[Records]
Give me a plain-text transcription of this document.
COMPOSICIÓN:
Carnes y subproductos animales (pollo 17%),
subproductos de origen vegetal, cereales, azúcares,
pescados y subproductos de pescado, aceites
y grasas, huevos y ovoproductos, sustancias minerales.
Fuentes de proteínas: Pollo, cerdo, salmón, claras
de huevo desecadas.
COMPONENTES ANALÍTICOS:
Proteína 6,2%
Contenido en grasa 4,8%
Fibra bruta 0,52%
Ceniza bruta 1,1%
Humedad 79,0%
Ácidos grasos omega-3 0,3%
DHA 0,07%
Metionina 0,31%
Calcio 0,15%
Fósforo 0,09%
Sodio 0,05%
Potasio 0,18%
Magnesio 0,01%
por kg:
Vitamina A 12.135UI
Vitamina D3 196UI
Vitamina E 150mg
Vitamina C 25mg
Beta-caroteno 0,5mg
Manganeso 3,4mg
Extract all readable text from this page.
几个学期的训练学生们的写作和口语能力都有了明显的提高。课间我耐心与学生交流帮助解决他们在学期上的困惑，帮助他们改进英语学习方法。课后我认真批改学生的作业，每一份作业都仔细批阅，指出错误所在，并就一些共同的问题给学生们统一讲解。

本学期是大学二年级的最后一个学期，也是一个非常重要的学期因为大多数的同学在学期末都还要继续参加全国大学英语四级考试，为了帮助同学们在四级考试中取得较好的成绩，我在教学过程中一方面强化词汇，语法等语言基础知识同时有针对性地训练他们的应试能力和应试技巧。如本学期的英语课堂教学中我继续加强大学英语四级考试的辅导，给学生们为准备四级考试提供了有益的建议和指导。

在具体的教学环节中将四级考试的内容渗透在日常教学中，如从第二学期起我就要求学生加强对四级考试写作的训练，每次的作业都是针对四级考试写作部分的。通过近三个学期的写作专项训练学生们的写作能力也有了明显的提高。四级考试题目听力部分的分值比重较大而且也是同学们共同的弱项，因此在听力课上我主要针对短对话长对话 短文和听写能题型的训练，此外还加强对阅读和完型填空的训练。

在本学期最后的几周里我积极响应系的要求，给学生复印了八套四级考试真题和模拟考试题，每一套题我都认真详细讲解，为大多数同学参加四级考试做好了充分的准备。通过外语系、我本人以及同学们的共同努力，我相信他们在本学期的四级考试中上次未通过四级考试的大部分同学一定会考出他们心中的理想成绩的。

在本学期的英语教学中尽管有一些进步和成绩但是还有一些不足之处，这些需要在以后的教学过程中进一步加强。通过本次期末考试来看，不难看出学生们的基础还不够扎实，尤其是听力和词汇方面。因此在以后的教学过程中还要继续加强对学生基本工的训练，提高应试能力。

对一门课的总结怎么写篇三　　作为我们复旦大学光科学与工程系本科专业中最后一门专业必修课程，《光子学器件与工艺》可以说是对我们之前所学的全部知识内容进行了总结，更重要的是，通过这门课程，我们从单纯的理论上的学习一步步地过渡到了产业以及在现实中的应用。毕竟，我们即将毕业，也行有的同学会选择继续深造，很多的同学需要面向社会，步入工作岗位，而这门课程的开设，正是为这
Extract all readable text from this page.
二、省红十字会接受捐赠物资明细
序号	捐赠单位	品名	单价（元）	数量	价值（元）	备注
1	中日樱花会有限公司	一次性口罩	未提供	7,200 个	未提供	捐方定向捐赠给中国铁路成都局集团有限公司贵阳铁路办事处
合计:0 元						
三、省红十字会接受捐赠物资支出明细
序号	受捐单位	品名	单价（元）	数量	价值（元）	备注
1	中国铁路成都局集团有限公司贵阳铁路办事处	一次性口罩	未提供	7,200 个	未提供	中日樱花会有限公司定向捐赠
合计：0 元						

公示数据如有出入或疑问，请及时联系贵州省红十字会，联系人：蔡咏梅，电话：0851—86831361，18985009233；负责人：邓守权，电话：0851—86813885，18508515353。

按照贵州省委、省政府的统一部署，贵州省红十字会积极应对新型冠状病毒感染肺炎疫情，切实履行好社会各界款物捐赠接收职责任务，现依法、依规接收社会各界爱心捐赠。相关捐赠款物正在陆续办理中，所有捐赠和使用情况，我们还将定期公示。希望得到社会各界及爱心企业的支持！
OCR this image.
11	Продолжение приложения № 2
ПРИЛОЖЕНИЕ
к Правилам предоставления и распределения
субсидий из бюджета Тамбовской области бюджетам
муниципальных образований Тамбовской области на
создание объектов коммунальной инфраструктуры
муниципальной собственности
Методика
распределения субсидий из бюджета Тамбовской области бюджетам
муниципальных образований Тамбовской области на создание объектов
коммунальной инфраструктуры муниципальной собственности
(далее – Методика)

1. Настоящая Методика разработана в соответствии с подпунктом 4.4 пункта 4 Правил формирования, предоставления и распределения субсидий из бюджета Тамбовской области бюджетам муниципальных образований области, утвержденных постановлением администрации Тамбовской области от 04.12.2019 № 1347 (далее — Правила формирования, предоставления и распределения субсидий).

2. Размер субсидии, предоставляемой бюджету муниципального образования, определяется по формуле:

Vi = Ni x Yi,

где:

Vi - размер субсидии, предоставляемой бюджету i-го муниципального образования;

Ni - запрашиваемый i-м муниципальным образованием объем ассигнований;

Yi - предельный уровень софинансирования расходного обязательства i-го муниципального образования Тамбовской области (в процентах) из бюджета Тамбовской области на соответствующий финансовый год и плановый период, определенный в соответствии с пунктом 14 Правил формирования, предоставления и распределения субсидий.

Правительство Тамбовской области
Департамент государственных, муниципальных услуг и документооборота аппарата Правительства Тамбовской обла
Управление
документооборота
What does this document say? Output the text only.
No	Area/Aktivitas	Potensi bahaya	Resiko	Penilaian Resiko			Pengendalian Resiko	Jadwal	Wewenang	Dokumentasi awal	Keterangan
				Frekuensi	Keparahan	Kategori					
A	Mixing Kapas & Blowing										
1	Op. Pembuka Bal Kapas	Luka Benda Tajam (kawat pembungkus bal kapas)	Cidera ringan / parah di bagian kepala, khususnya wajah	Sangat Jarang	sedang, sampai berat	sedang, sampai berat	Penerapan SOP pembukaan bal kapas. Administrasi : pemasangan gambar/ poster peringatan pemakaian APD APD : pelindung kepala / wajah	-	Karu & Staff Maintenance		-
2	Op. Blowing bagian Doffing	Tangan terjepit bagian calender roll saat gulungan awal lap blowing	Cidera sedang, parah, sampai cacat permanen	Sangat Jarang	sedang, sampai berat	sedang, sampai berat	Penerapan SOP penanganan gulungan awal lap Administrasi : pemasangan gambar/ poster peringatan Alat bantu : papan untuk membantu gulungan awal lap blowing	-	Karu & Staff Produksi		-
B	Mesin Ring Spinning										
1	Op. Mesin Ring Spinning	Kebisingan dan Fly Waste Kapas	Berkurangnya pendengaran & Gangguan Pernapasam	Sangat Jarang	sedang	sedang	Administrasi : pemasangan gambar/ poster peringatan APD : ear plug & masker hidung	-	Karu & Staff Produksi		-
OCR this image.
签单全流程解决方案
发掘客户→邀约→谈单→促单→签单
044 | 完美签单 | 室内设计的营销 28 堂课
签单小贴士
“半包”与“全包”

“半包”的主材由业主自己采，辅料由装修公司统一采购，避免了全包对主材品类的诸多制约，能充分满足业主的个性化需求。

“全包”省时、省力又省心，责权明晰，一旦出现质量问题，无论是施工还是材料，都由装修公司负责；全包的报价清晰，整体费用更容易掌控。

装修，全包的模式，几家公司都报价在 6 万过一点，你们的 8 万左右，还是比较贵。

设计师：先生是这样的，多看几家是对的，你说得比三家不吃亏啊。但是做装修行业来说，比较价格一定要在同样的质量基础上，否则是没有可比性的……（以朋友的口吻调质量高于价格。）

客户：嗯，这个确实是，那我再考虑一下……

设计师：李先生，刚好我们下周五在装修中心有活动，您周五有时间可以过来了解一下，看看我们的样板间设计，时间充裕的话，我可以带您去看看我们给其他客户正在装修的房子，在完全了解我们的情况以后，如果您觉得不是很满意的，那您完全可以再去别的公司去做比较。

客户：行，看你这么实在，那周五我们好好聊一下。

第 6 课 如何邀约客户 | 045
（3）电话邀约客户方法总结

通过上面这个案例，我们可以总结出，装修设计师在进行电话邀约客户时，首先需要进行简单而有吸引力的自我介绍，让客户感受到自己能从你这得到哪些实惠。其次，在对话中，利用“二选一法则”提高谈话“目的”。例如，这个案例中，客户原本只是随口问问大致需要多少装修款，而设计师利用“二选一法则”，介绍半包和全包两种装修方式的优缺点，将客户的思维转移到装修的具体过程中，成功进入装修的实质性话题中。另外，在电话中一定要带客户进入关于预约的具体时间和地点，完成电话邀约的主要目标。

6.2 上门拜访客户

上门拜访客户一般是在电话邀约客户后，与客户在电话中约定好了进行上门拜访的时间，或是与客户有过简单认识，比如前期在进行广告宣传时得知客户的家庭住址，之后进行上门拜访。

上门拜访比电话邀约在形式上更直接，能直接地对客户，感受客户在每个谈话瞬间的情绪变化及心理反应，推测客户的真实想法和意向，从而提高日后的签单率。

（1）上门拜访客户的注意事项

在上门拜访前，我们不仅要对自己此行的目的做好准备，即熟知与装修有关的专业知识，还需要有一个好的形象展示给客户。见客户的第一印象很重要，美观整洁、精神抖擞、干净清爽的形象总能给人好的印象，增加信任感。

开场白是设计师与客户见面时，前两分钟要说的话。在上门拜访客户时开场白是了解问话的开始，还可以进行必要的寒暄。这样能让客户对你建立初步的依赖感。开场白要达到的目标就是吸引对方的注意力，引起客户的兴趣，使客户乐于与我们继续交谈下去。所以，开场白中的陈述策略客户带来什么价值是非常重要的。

**WHAT IS BEING ASKED**. Pull out all lines from the entries above in which the word "инфраструктуры" appears.

**THE RESPONSE**.
создание объектов коммунальной инфраструктуры
коммунальной инфраструктуры муниципальной собственности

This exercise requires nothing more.